■ **Aim**:
Single out the lines of the material that contain "name" and copy them.

* BEGIN Recorded data *

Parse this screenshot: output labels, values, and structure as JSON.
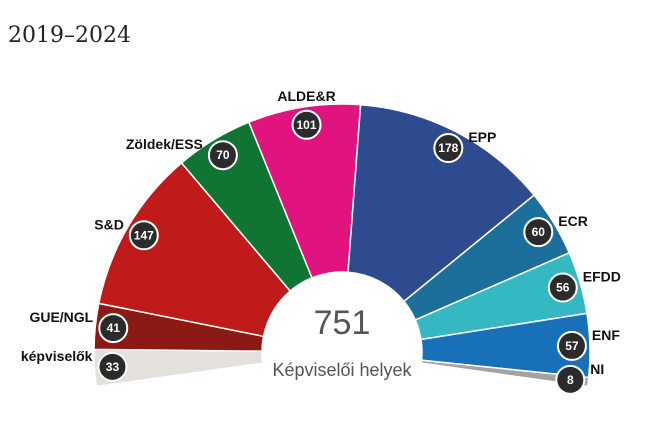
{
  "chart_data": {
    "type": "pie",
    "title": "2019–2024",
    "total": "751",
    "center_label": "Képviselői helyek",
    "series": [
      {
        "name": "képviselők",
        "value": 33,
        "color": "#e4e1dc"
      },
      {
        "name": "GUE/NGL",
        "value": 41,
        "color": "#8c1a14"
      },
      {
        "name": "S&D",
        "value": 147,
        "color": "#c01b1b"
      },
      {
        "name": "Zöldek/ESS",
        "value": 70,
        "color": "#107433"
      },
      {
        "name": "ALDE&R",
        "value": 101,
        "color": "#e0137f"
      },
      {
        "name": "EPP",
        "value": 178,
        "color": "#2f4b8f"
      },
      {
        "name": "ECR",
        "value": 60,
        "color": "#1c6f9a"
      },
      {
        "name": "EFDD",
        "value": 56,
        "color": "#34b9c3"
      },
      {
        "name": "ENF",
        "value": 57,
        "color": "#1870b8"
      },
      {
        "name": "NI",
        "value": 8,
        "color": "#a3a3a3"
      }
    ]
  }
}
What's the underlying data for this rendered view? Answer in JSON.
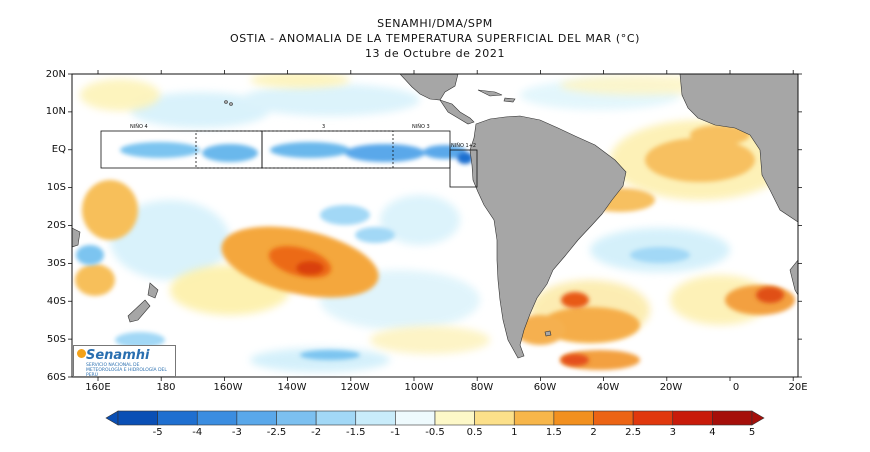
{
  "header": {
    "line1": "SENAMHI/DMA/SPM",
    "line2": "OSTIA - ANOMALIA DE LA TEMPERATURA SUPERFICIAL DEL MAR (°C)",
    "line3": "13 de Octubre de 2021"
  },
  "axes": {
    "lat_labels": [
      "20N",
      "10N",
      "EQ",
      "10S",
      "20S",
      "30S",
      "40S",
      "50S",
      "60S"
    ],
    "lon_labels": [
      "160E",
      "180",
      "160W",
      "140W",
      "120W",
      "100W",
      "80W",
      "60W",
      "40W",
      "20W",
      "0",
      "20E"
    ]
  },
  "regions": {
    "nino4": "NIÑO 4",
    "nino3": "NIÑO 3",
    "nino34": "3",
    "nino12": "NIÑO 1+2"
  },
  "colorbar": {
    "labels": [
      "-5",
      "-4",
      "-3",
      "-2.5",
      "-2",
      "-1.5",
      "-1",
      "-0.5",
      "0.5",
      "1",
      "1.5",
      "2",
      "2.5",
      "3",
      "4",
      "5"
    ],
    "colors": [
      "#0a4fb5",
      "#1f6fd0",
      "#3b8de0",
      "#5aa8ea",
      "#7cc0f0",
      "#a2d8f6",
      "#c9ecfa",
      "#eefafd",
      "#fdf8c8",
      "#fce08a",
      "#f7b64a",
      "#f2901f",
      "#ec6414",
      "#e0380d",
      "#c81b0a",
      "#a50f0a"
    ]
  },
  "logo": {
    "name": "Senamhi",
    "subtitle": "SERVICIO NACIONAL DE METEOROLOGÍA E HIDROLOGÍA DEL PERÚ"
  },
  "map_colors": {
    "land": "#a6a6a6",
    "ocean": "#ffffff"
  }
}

* END Recorded data *

■ **Finished exercise**:
        "name": "képviselők",
        "name": "GUE/NGL",
        "name": "S&D",
        "name": "Zöldek/ESS",
        "name": "ALDE&R",
        "name": "EPP",
        "name": "ECR",
        "name": "EFDD",
        "name": "ENF",
        "name": "NI",
    "name": "Senamhi",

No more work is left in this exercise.